====== Text excerpt ======

This link (https://www.youtube.com/watch?v=gs-dscW95PE) will stream the final moments live.

Rob L
09-14-2017, 02:08 PM
15hrs to go. https://saturn.jpl.nasa.gov/

It's quite astounding how JPL and ESA got Cassini to fly within 700km of a moon of Saturn so far away, without hitting it, and then collect gases, discover new moons, find new rings. And all with a 20-year-old piece of hardware and fuel.

Oh, and successfully drop the ESA probe Huygens on to Titan as well.

To even get there, after launch they had to sling the spacecraft around Venus and the Sun a couple of times (it took two years just for it to pass Earth just 700 miles above our heads again (https://saturn.jpl.nasa.gov/the-journey/timeline/#earth-moon-flyby)!)

I find it fascinating :shock: Wide-eyed fascinating!

Rob

Brian in SLC
09-15-2017, 08:48 AM
I worked the Cassini mission on the Titan IVB rocket. October '97 launch from the Cape. Good times! Humidity with a side of alligators...

======

■ **Questions**
**A)** In the Cassini forum thread, condense the paragraph beginning "It's quite astounding how JPL and ESA" into a single shorter sentence that keeps its main facts.
**B)** Reproduce the passage of the Cassini forum thread that begins at the words "This link (https://www.youtube.com/watch?v=gs-dscW95PE)" and stops after "Titan as well.", swapping "Cassini" for "the spacecraft".
**C)** Write the next part of the Cassini forum thread, picking up after its final sentence.

====== Given entries ======

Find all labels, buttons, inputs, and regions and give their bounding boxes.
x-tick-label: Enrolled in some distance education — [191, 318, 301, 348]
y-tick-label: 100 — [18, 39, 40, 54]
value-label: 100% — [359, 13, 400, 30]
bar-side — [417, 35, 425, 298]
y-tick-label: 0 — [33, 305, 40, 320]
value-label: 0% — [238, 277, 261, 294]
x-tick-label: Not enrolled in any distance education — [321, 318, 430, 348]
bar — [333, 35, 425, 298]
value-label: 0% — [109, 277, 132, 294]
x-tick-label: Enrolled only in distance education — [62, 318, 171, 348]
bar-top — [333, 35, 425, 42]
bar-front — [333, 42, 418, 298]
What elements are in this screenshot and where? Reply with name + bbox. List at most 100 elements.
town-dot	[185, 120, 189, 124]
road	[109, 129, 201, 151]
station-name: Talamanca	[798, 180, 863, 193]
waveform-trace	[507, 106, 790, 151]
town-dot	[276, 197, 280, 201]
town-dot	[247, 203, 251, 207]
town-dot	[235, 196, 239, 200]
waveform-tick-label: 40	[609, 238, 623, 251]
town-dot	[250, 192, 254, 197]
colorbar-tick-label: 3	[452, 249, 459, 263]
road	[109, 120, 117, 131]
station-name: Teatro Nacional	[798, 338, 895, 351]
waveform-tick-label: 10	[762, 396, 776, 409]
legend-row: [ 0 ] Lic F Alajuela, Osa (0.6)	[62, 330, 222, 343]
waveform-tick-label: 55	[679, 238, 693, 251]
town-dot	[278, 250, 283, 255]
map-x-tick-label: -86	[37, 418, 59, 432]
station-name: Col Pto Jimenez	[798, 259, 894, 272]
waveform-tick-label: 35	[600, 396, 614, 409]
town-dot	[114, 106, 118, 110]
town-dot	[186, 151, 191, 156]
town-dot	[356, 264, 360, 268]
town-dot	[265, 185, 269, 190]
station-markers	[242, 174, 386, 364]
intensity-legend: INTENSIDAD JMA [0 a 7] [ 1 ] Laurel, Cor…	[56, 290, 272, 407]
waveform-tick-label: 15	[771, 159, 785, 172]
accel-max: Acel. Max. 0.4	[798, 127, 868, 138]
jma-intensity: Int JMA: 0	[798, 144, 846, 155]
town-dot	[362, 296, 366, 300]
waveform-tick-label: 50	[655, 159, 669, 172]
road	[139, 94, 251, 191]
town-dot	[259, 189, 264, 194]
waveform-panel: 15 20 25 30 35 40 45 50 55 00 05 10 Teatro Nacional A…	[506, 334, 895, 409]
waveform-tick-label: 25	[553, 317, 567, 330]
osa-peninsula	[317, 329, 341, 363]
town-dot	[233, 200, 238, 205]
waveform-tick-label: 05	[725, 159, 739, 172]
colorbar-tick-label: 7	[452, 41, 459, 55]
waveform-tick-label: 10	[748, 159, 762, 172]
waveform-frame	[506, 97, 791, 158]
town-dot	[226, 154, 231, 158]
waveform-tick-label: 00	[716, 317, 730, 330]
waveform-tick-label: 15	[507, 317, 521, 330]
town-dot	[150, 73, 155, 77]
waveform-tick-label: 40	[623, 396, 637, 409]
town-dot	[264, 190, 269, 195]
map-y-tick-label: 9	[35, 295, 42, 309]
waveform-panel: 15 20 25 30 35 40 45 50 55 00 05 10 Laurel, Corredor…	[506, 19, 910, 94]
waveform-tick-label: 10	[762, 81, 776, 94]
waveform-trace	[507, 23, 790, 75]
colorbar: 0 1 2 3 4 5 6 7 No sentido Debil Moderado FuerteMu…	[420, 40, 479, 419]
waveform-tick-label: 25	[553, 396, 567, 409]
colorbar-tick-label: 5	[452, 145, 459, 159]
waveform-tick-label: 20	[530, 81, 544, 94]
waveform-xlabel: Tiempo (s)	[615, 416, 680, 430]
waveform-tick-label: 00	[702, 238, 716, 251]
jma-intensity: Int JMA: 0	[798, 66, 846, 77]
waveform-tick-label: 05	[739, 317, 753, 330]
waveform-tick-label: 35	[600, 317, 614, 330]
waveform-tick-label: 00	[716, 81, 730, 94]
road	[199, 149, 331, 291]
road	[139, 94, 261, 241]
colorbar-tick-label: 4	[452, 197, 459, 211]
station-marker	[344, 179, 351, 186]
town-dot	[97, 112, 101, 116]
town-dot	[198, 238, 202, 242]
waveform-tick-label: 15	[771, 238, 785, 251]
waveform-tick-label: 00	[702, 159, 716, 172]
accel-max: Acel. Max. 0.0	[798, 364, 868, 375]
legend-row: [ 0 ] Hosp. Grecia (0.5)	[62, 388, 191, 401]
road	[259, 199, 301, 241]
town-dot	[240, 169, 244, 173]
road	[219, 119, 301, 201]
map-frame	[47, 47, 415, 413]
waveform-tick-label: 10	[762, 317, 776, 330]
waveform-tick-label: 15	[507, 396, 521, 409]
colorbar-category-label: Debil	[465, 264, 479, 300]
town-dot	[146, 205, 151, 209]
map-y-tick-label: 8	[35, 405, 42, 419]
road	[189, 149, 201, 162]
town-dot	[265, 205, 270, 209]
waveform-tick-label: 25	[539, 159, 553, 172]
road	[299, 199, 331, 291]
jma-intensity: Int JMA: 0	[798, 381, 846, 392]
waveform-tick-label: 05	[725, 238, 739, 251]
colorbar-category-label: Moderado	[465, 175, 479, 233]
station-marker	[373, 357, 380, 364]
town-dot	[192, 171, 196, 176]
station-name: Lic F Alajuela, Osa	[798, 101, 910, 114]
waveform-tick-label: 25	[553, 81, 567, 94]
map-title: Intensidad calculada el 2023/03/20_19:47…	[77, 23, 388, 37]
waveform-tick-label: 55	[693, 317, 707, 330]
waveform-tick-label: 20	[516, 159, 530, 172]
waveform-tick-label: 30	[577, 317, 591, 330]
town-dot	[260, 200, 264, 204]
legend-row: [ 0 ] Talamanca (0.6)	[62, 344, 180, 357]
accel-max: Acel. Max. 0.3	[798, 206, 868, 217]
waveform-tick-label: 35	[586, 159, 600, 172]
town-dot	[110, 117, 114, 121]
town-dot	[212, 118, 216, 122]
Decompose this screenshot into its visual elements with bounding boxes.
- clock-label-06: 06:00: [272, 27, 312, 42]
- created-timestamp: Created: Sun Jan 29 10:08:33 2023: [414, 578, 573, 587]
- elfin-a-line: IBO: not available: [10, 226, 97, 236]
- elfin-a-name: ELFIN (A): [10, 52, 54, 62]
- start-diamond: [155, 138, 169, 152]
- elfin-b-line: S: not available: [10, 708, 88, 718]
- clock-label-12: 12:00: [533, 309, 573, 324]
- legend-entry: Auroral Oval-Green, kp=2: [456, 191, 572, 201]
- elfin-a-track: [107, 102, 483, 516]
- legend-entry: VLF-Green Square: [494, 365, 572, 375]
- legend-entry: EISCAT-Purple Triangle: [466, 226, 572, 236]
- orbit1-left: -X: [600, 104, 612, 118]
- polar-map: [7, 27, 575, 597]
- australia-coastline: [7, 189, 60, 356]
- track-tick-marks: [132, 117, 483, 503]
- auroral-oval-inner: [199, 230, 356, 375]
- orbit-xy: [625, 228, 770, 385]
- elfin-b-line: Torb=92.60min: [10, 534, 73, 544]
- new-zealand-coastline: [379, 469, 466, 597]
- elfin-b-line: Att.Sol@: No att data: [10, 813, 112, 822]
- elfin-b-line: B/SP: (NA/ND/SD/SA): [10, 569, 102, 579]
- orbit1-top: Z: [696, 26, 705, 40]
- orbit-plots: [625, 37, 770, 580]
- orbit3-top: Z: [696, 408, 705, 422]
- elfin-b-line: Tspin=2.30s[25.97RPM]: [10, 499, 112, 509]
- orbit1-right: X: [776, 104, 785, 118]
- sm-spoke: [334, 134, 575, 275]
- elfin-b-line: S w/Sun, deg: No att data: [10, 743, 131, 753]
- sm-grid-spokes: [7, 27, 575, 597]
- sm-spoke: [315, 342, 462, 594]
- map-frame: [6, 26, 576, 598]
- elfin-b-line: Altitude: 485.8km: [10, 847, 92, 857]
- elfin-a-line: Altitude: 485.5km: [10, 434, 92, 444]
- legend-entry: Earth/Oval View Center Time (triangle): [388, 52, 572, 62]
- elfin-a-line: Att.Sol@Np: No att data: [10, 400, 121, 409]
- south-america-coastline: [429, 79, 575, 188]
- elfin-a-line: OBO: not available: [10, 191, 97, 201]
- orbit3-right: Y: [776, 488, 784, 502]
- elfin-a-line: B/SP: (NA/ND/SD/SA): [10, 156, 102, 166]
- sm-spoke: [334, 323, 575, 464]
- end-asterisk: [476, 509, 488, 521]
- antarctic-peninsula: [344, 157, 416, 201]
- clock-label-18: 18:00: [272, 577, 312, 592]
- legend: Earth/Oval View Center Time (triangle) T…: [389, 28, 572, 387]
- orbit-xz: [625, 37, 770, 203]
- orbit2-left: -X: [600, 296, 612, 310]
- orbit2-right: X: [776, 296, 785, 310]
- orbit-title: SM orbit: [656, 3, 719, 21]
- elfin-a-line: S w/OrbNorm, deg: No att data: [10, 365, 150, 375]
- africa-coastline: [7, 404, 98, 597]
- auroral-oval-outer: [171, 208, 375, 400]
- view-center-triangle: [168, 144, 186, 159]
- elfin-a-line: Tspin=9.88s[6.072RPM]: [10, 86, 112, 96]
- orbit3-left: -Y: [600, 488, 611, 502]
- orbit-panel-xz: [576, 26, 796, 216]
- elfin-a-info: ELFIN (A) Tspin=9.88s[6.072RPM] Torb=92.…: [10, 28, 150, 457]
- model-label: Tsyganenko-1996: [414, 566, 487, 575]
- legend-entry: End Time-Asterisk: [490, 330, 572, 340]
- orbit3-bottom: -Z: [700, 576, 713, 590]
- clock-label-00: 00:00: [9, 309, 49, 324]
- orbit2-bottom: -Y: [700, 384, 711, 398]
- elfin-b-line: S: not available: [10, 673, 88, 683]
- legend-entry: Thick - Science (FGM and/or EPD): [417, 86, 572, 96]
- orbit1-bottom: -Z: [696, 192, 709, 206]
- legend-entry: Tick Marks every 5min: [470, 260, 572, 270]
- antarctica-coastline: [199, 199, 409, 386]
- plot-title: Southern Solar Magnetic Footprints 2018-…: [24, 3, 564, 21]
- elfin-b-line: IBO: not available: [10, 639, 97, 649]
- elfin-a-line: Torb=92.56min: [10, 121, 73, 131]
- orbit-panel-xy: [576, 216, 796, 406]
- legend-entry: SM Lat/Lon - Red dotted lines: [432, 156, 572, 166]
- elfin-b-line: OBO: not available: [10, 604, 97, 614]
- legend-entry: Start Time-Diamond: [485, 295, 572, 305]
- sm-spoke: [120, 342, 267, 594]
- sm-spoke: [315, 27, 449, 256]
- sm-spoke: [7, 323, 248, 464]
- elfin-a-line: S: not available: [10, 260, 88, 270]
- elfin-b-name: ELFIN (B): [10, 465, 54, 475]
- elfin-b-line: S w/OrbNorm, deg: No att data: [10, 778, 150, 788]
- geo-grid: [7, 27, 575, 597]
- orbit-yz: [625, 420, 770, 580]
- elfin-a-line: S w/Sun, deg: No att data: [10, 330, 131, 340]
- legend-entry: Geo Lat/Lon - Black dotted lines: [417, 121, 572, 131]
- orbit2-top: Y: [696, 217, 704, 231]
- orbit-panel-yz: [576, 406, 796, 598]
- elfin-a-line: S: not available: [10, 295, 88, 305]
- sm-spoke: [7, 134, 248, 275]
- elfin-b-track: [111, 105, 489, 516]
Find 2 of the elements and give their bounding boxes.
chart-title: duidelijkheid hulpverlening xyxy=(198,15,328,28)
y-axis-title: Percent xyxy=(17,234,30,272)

======

■ **Solved problems**
**A)** JPL and ESA flew Cassini within 700 km of a distant moon of Saturn without hitting it, collected gases, discovered new moons and found new rings, all using 20-year-old hardware and fuel.

**B)**
This link (https://www.youtube.com/watch?v=gs-dscW95PE) will stream the final moments live.

Rob L
09-14-2017, 02:08 PM
15hrs to go. https://saturn.jpl.nasa.gov/

It's quite astounding how JPL and ESA got the spacecraft to fly within 700km of a moon of Saturn so far away, without hitting it, and then collect gases, discover new moons, find new rings. And all with a 20-year-old piece of hardware and fuel.

Oh, and successfully drop the ESA probe Huygens on to Titan as well.

**C)**
Was the only non-DOD payload launched on a Titan IV. I remember a modest amount of controversy due to the RTG's on board in the Centaur for the spacecraft. Became somewhat public that they were the standard nuclear versions and there was a risk if the Titan had gone high order on/near the pad, then glowing hot plutonium pellets could have been scattered about the country side. Thankfully...that didn't happen (we had a perfect record off the pad for Titan IVB...yay!).

I still have the mission patch kickin' around...and...my current coffee cup sports ATK Titan IVB SRMU production completion January 2002.